DO THIS — Extract the lines that carry the string "impayés" from the listing.

--- begin RECORDS FOR THIS EXERCISE ---

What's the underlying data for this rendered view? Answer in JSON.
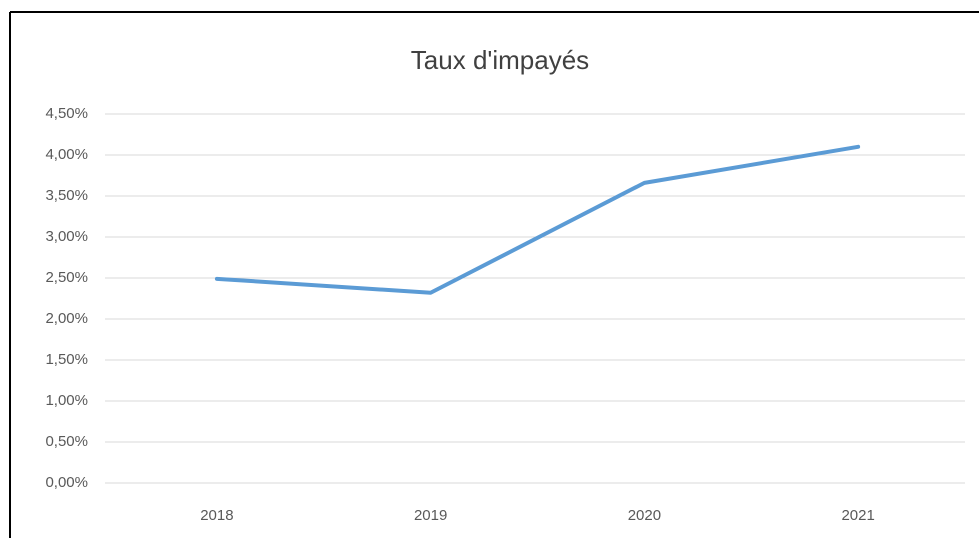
{
  "chart_data": {
    "type": "line",
    "title": "Taux d'impayés",
    "categories": [
      "2018",
      "2019",
      "2020",
      "2021"
    ],
    "series": [
      {
        "name": "Taux d'impayés",
        "color": "#5b9bd5",
        "values": [
          2.49,
          2.32,
          3.66,
          4.1
        ]
      }
    ],
    "ylim": [
      0,
      4.5
    ],
    "yticks": [
      {
        "value": 0,
        "label": "0,00%"
      },
      {
        "value": 0.5,
        "label": "0,50%"
      },
      {
        "value": 1,
        "label": "1,00%"
      },
      {
        "value": 1.5,
        "label": "1,50%"
      },
      {
        "value": 2,
        "label": "2,00%"
      },
      {
        "value": 2.5,
        "label": "2,50%"
      },
      {
        "value": 3,
        "label": "3,00%"
      },
      {
        "value": 3.5,
        "label": "3,50%"
      },
      {
        "value": 4,
        "label": "4,00%"
      },
      {
        "value": 4.5,
        "label": "4,50%"
      }
    ],
    "grid": true
  }
}
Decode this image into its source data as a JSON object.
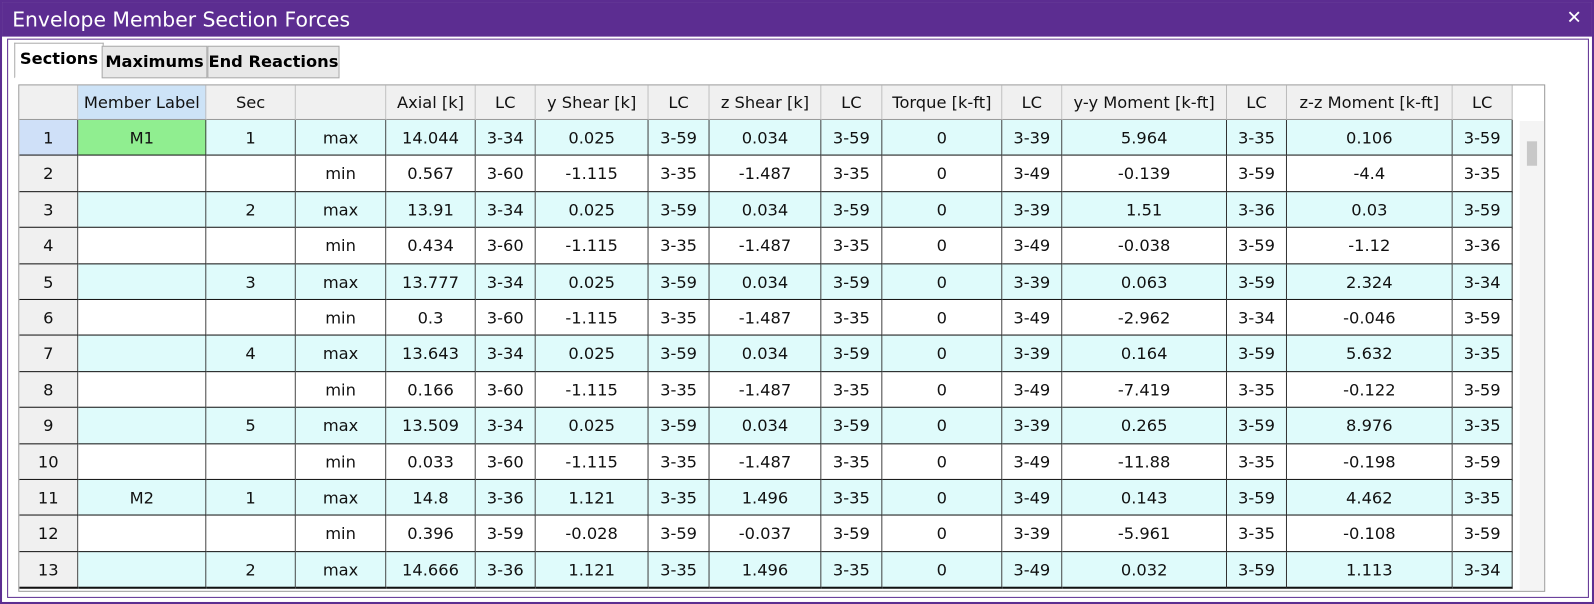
{
  "window": {
    "title": "Envelope Member Section Forces",
    "close": "✕"
  },
  "tabs": [
    "Sections",
    "Maximums",
    "End Reactions"
  ],
  "table": {
    "header": [
      "Member Label",
      "Sec",
      "",
      "Axial [k]",
      "LC",
      "y Shear [k]",
      "LC",
      "z Shear [k]",
      "LC",
      "Torque [k-ft]",
      "LC",
      "y-y Moment [k-ft]",
      "LC",
      "z-z Moment [k-ft]",
      "LC"
    ],
    "rows": [
      [
        "1",
        "M1",
        "1",
        "max",
        "14.044",
        "3-34",
        "0.025",
        "3-59",
        "0.034",
        "3-59",
        "0",
        "3-39",
        "5.964",
        "3-35",
        "0.106",
        "3-59"
      ],
      [
        "2",
        null,
        null,
        "min",
        "0.567",
        "3-60",
        "-1.115",
        "3-35",
        "-1.487",
        "3-35",
        "0",
        "3-49",
        "-0.139",
        "3-59",
        "-4.4",
        "3-35"
      ],
      [
        "3",
        null,
        "2",
        "max",
        "13.91",
        "3-34",
        "0.025",
        "3-59",
        "0.034",
        "3-59",
        "0",
        "3-39",
        "1.51",
        "3-36",
        "0.03",
        "3-59"
      ],
      [
        "4",
        null,
        null,
        "min",
        "0.434",
        "3-60",
        "-1.115",
        "3-35",
        "-1.487",
        "3-35",
        "0",
        "3-49",
        "-0.038",
        "3-59",
        "-1.12",
        "3-36"
      ],
      [
        "5",
        null,
        "3",
        "max",
        "13.777",
        "3-34",
        "0.025",
        "3-59",
        "0.034",
        "3-59",
        "0",
        "3-39",
        "0.063",
        "3-59",
        "2.324",
        "3-34"
      ],
      [
        "6",
        null,
        null,
        "min",
        "0.3",
        "3-60",
        "-1.115",
        "3-35",
        "-1.487",
        "3-35",
        "0",
        "3-49",
        "-2.962",
        "3-34",
        "-0.046",
        "3-59"
      ],
      [
        "7",
        null,
        "4",
        "max",
        "13.643",
        "3-34",
        "0.025",
        "3-59",
        "0.034",
        "3-59",
        "0",
        "3-39",
        "0.164",
        "3-59",
        "5.632",
        "3-35"
      ],
      [
        "8",
        null,
        null,
        "min",
        "0.166",
        "3-60",
        "-1.115",
        "3-35",
        "-1.487",
        "3-35",
        "0",
        "3-49",
        "-7.419",
        "3-35",
        "-0.122",
        "3-59"
      ],
      [
        "9",
        null,
        "5",
        "max",
        "13.509",
        "3-34",
        "0.025",
        "3-59",
        "0.034",
        "3-59",
        "0",
        "3-39",
        "0.265",
        "3-59",
        "8.976",
        "3-35"
      ],
      [
        "10",
        null,
        null,
        "min",
        "0.033",
        "3-60",
        "-1.115",
        "3-35",
        "-1.487",
        "3-35",
        "0",
        "3-49",
        "-11.88",
        "3-35",
        "-0.198",
        "3-59"
      ],
      [
        "11",
        "M2",
        "1",
        "max",
        "14.8",
        "3-36",
        "1.121",
        "3-35",
        "1.496",
        "3-35",
        "0",
        "3-49",
        "0.143",
        "3-59",
        "4.462",
        "3-35"
      ],
      [
        "12",
        null,
        null,
        "min",
        "0.396",
        "3-59",
        "-0.028",
        "3-59",
        "-0.037",
        "3-59",
        "0",
        "3-39",
        "-5.961",
        "3-35",
        "-0.108",
        "3-59"
      ],
      [
        "13",
        null,
        "2",
        "max",
        "14.666",
        "3-36",
        "1.121",
        "3-35",
        "1.496",
        "3-35",
        "0",
        "3-49",
        "0.032",
        "3-59",
        "1.113",
        "3-34"
      ]
    ]
  }
}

--- end RECORDS FOR THIS EXERCISE ---

REPLY —
    "title": "Taux d'impayés",
        "name": "Taux d'impayés",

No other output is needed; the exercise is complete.